Stored data entries

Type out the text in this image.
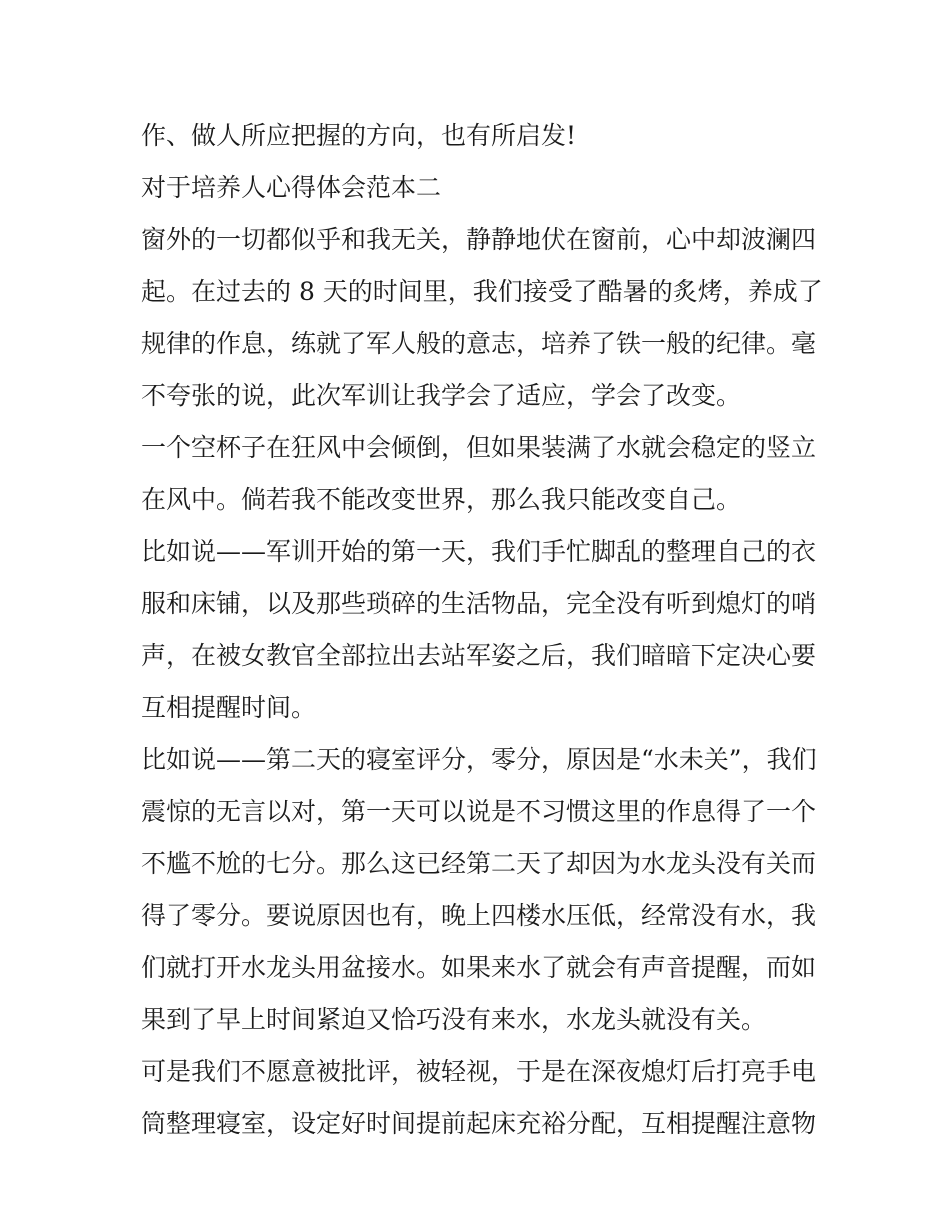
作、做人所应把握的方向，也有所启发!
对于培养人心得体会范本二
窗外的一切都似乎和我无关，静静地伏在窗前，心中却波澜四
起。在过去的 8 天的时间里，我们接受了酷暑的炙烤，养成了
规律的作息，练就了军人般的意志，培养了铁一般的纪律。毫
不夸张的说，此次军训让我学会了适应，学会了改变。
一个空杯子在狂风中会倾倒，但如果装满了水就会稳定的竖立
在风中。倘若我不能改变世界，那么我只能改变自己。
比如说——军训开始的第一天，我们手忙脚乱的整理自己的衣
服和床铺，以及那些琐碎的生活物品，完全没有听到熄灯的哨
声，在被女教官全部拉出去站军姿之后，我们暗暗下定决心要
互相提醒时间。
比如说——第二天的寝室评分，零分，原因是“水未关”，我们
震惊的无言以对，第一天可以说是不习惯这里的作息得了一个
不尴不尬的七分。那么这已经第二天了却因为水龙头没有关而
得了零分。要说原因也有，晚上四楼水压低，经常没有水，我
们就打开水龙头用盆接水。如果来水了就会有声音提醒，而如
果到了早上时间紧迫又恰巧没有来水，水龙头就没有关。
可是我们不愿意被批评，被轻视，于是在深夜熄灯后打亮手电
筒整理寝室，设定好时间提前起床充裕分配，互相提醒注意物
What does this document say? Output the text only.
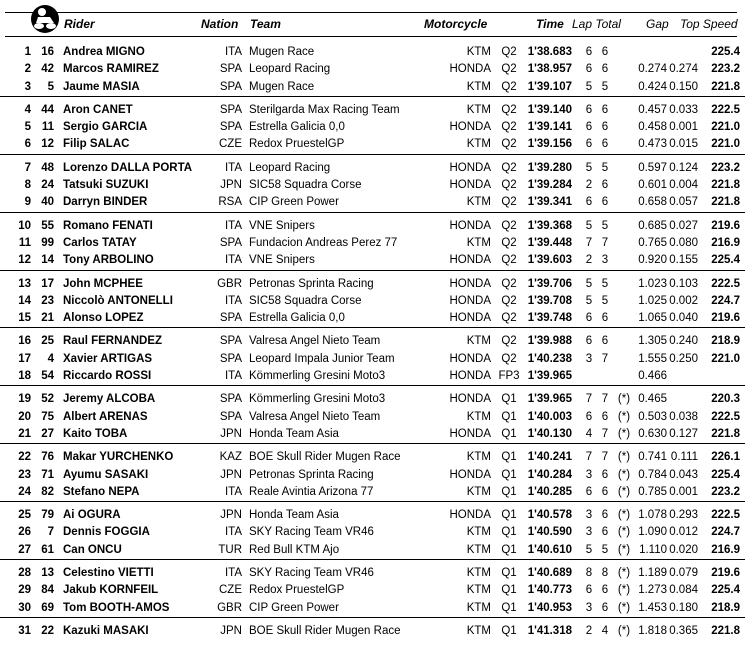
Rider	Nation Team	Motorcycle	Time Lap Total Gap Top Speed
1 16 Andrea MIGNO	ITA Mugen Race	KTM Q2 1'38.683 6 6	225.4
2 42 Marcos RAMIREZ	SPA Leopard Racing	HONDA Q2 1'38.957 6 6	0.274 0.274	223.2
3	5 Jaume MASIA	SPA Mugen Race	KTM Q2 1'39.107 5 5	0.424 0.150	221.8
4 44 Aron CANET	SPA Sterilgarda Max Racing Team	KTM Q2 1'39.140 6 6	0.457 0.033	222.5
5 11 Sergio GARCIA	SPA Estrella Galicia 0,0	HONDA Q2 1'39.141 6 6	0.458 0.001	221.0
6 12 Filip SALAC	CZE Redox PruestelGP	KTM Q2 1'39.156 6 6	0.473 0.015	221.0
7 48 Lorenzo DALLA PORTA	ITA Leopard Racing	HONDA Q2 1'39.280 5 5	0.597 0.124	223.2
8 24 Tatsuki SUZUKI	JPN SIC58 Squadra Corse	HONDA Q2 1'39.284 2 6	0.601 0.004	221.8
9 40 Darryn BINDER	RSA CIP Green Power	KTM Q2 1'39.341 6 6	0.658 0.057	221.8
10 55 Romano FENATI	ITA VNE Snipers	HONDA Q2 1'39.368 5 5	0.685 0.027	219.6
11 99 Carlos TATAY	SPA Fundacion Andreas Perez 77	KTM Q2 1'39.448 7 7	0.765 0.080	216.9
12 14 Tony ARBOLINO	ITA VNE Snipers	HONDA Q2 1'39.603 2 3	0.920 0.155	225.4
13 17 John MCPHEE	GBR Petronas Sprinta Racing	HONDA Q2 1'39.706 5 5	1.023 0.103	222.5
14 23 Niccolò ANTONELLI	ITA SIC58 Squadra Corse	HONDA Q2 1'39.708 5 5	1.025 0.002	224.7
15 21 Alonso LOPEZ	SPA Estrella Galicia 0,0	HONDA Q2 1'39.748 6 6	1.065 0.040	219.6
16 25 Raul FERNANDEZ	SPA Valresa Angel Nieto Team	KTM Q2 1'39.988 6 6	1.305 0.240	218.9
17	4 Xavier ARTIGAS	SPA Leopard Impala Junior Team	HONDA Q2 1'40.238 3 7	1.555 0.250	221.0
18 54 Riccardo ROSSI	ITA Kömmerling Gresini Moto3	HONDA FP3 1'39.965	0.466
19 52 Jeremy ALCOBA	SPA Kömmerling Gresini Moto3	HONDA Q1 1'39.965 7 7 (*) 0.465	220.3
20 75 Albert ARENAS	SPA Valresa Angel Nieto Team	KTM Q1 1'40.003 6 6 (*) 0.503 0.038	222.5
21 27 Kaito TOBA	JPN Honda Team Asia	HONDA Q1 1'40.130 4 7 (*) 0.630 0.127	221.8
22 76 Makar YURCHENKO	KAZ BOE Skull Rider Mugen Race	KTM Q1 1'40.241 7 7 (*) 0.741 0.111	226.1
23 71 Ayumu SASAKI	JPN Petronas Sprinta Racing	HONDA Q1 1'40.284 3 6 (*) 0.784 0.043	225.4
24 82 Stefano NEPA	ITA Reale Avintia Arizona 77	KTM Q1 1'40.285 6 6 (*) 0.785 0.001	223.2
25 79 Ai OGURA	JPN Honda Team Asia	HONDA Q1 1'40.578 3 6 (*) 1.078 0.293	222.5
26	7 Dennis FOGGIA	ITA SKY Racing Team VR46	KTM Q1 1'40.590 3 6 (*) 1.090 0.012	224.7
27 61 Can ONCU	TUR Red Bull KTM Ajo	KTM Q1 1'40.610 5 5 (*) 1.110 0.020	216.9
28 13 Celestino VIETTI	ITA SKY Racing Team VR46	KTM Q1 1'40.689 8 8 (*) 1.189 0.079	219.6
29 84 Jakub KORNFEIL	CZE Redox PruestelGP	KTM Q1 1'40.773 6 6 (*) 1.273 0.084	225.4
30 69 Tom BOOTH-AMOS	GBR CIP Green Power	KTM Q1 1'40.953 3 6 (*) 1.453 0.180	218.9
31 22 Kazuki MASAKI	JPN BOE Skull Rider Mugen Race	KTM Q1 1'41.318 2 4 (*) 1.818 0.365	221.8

● **TASK OBJECTIVE**
Your copy of the data should match it exactly, except that pictures are left out.

● **SOLUTION TO THIS TASK**
Type out the text in this image.
作、做人所应把握的方向，也有所启发!
对于培养人心得体会范本二
窗外的一切都似乎和我无关，静静地伏在窗前，心中却波澜四
起。在过去的 8 天的时间里，我们接受了酷暑的炙烤，养成了
规律的作息，练就了军人般的意志，培养了铁一般的纪律。毫
不夸张的说，此次军训让我学会了适应，学会了改变。
一个空杯子在狂风中会倾倒，但如果装满了水就会稳定的竖立
在风中。倘若我不能改变世界，那么我只能改变自己。
比如说——军训开始的第一天，我们手忙脚乱的整理自己的衣
服和床铺，以及那些琐碎的生活物品，完全没有听到熄灯的哨
声，在被女教官全部拉出去站军姿之后，我们暗暗下定决心要
互相提醒时间。
比如说——第二天的寝室评分，零分，原因是“水未关”，我们
震惊的无言以对，第一天可以说是不习惯这里的作息得了一个
不尴不尬的七分。那么这已经第二天了却因为水龙头没有关而
得了零分。要说原因也有，晚上四楼水压低，经常没有水，我
们就打开水龙头用盆接水。如果来水了就会有声音提醒，而如
果到了早上时间紧迫又恰巧没有来水，水龙头就没有关。
可是我们不愿意被批评，被轻视，于是在深夜熄灯后打亮手电
筒整理寝室，设定好时间提前起床充裕分配，互相提醒注意物
What does this document say? Output the text only.
Rider	Nation Team	Motorcycle	Time Lap Total Gap Top Speed
1 16 Andrea MIGNO	ITA Mugen Race	KTM Q2 1'38.683 6 6	225.4
2 42 Marcos RAMIREZ	SPA Leopard Racing	HONDA Q2 1'38.957 6 6	0.274 0.274	223.2
3	5 Jaume MASIA	SPA Mugen Race	KTM Q2 1'39.107 5 5	0.424 0.150	221.8
4 44 Aron CANET	SPA Sterilgarda Max Racing Team	KTM Q2 1'39.140 6 6	0.457 0.033	222.5
5 11 Sergio GARCIA	SPA Estrella Galicia 0,0	HONDA Q2 1'39.141 6 6	0.458 0.001	221.0
6 12 Filip SALAC	CZE Redox PruestelGP	KTM Q2 1'39.156 6 6	0.473 0.015	221.0
7 48 Lorenzo DALLA PORTA	ITA Leopard Racing	HONDA Q2 1'39.280 5 5	0.597 0.124	223.2
8 24 Tatsuki SUZUKI	JPN SIC58 Squadra Corse	HONDA Q2 1'39.284 2 6	0.601 0.004	221.8
9 40 Darryn BINDER	RSA CIP Green Power	KTM Q2 1'39.341 6 6	0.658 0.057	221.8
10 55 Romano FENATI	ITA VNE Snipers	HONDA Q2 1'39.368 5 5	0.685 0.027	219.6
11 99 Carlos TATAY	SPA Fundacion Andreas Perez 77	KTM Q2 1'39.448 7 7	0.765 0.080	216.9
12 14 Tony ARBOLINO	ITA VNE Snipers	HONDA Q2 1'39.603 2 3	0.920 0.155	225.4
13 17 John MCPHEE	GBR Petronas Sprinta Racing	HONDA Q2 1'39.706 5 5	1.023 0.103	222.5
14 23 Niccolò ANTONELLI	ITA SIC58 Squadra Corse	HONDA Q2 1'39.708 5 5	1.025 0.002	224.7
15 21 Alonso LOPEZ	SPA Estrella Galicia 0,0	HONDA Q2 1'39.748 6 6	1.065 0.040	219.6
16 25 Raul FERNANDEZ	SPA Valresa Angel Nieto Team	KTM Q2 1'39.988 6 6	1.305 0.240	218.9
17	4 Xavier ARTIGAS	SPA Leopard Impala Junior Team	HONDA Q2 1'40.238 3 7	1.555 0.250	221.0
18 54 Riccardo ROSSI	ITA Kömmerling Gresini Moto3	HONDA FP3 1'39.965	0.466
19 52 Jeremy ALCOBA	SPA Kömmerling Gresini Moto3	HONDA Q1 1'39.965 7 7 (*) 0.465	220.3
20 75 Albert ARENAS	SPA Valresa Angel Nieto Team	KTM Q1 1'40.003 6 6 (*) 0.503 0.038	222.5
21 27 Kaito TOBA	JPN Honda Team Asia	HONDA Q1 1'40.130 4 7 (*) 0.630 0.127	221.8
22 76 Makar YURCHENKO	KAZ BOE Skull Rider Mugen Race	KTM Q1 1'40.241 7 7 (*) 0.741 0.111	226.1
23 71 Ayumu SASAKI	JPN Petronas Sprinta Racing	HONDA Q1 1'40.284 3 6 (*) 0.784 0.043	225.4
24 82 Stefano NEPA	ITA Reale Avintia Arizona 77	KTM Q1 1'40.285 6 6 (*) 0.785 0.001	223.2
25 79 Ai OGURA	JPN Honda Team Asia	HONDA Q1 1'40.578 3 6 (*) 1.078 0.293	222.5
26	7 Dennis FOGGIA	ITA SKY Racing Team VR46	KTM Q1 1'40.590 3 6 (*) 1.090 0.012	224.7
27 61 Can ONCU	TUR Red Bull KTM Ajo	KTM Q1 1'40.610 5 5 (*) 1.110 0.020	216.9
28 13 Celestino VIETTI	ITA SKY Racing Team VR46	KTM Q1 1'40.689 8 8 (*) 1.189 0.079	219.6
29 84 Jakub KORNFEIL	CZE Redox PruestelGP	KTM Q1 1'40.773 6 6 (*) 1.273 0.084	225.4
30 69 Tom BOOTH-AMOS	GBR CIP Green Power	KTM Q1 1'40.953 3 6 (*) 1.453 0.180	218.9
31 22 Kazuki MASAKI	JPN BOE Skull Rider Mugen Race	KTM Q1 1'41.318 2 4 (*) 1.818 0.365	221.8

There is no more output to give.